Text shown:
════════════════

Si/Ge Nanostructures for Optoelectronics Applications

The optical and structural properties of multilayer Si/Ge structures with precritical, as well as close-to-critical, germanium inclusions in a silicon matrix, for which the transition from the two-dimensional to island growth occurs, were studied. The possibility of obtaining intense photoluminescence at room temperature in both cases under optimally chosen growth parameters is demonstrated. The proposed approaches to producing an active region appear promising for applications in silicon-based optoelectronics.

Structural and optical properties of InAs quantum dots in AlGaAs matrix

Structural and optical properties of InAs quantum dots (QDs) grown in a wide-bandgap Al0.3Ga0.7As matrix is studied. It is shown that a high temperature stability of optical properties can be achieved owing to deep localization of carriers in a matrix whose band gap is wider than that in GaAs. Specific features of QD formation were studied for different amounts of deposited InAs. A steady red shift of the QD emission peak as far as ∼1.18 µm with the effective thickness of InAs in Al0.3Ga0.7As increasing was observed at room temperature. This made it possible to achieve a much higher energy of exciton localization than for QDs in a GaAs matrix. To obtain the maximum localization energy, the QD sheet was overgrown with an InGaAs layer. The possibility of reaching the emission wavelength of ~1.3 µm is demonstrated.

Electron diffraction on GaAs nanowhiskers grown on Si(100) and Si(111) substrates by molecular-beam epitaxy

The crystal structure of GaAs nanowhiskers grown by molecular-beam epitaxy on Si(111) and Si(100) substrates is investigated using reflection high-energy electron diffraction (RHEED). It is revealed that, in both cases, the electron diffraction images contain a combination (superposition) of systems of reflections characteristic of the hexagonal (wurtzite and/or 4H polytype) and cubic (sphalerite) phases of the GaAs compound. The growth on the Si(111) substrates leads to the formation of nanowhiskers with hexagonal (wurtzite and/or 4H polytype) and cubic (sphalerite) structures with one and two orientations, respectively. In the case of the Si(100) substrates, the grown array contains GaAs nanowhiskers that have a cubic structure with five different orientations and a hexagonal structure with eight orientations in the (110) planes of the substrate. The formation of the two-phase crystal structure in nanowhiskers is explained by the wurtzite—sphalerite phase transitions and/or twinning of crystallites.

Threshold Behavior of the Formation of Nanometer Islands in a Ge/Si(100) System in the Presence of Sb

Atomic-force microscopy is used to study the behavior of an array of Ge islands formed by molecular-beam epitaxy on an Si (100) surface in the presence of an antimony flux incident on the surface. It is shown that, as the Sb flux increases to a certain critical level, the surface density of the islands increases; however, if this critical level is exceeded, nucleation of the islands is suppressed and mesoscopic small-height clusters are observed on the surface. This effect is explained qualitatively in the context of a kinetic model of the islands’ formation in heteroepitaxial systems mismatched with respect to their lattice parameters.

Suppression of Dome-Shaped Clusters During Molecular Beam Epitaxy of Ge on Si(100)

Morphological properties of Ge nanoscale island arrays formed on the Si(100) surface during molecular beam epitaxy are studied using reflection high-energy electron diffraction and atomic-force microscopy. It is shown that codeposition of Sb and Ge significantly increases the density of final island arrays and suppresses the formation of dome-shaped clusters at substrate temperatures of 550–600°C. The results are discussed in the context of the kinetic model of formation of elastically strained islands in heteroepitaxial systems with a lattice mismatch.

1.3-1.4 µm photoluminescence emission from InAs/GaAs quantum dot multilayer structures grown on GaAs singular and vicinal substrates

Optical and structural properties of multilayer structures with InAs/GaAs quantum dots are investigated. It is shown that under optimal growth conditions, 1.3-1.4 µm emission can be achieved. Possible scenarios of quantum dot behaviour evaluation are discussed in a frame of elastic theory to explain differences in optical properties of the grown structures.

════════════════

Instructions to follow: Can you reproduce the part of the nanostructure abstracts starting with "Structural and optical properties of InAs quantum dots (QDs)" and going on through "µm is demonstrated.", word for word? The entries that come next are separate material, unrelated to the nanostructure abstracts.

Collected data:
════════════════

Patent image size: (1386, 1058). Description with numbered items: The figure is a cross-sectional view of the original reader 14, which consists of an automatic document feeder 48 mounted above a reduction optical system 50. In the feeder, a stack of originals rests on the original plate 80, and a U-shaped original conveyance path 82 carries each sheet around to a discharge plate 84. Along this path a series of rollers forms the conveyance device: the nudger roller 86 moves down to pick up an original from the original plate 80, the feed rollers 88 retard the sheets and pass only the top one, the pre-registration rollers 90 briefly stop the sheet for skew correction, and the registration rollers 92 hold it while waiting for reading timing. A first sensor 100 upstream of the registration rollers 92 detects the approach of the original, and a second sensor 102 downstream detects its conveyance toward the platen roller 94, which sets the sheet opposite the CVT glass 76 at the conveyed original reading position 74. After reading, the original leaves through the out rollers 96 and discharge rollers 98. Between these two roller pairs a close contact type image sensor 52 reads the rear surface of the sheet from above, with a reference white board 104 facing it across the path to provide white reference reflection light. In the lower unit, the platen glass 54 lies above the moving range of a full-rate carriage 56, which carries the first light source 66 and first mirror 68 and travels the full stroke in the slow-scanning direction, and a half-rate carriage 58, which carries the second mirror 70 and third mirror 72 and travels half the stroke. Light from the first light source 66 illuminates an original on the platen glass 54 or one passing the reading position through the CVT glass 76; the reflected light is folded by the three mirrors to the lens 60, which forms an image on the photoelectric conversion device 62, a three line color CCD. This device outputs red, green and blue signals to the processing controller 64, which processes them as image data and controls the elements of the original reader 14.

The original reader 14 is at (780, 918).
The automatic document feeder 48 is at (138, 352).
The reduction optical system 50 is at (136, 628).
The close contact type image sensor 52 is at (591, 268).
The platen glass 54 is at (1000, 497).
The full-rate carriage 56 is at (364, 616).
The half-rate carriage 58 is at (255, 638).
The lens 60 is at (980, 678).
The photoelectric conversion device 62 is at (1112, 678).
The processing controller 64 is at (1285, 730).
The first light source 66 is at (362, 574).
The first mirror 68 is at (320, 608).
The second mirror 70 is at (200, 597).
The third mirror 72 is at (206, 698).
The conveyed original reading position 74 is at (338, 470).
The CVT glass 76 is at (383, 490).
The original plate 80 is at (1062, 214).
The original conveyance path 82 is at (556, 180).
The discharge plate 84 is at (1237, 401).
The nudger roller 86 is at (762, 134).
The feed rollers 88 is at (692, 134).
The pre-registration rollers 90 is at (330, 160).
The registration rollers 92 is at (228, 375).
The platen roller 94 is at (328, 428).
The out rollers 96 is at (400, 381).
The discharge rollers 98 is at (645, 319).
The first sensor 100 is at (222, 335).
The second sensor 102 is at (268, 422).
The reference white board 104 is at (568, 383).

════════════════

Solution to the exercise:
Structural and optical properties of InAs quantum dots (QDs) grown in a wide-bandgap Al0.3Ga0.7As matrix is studied. It is shown that a high temperature stability of optical properties can be achieved owing to deep localization of carriers in a matrix whose band gap is wider than that in GaAs. Specific features of QD formation were studied for different amounts of deposited InAs. A steady red shift of the QD emission peak as far as ∼1.18 µm with the effective thickness of InAs in Al0.3Ga0.7As increasing was observed at room temperature. This made it possible to achieve a much higher energy of exciton localization than for QDs in a GaAs matrix. To obtain the maximum localization energy, the QD sheet was overgrown with an InGaAs layer. The possibility of reaching the emission wavelength of ~1.3 µm is demonstrated.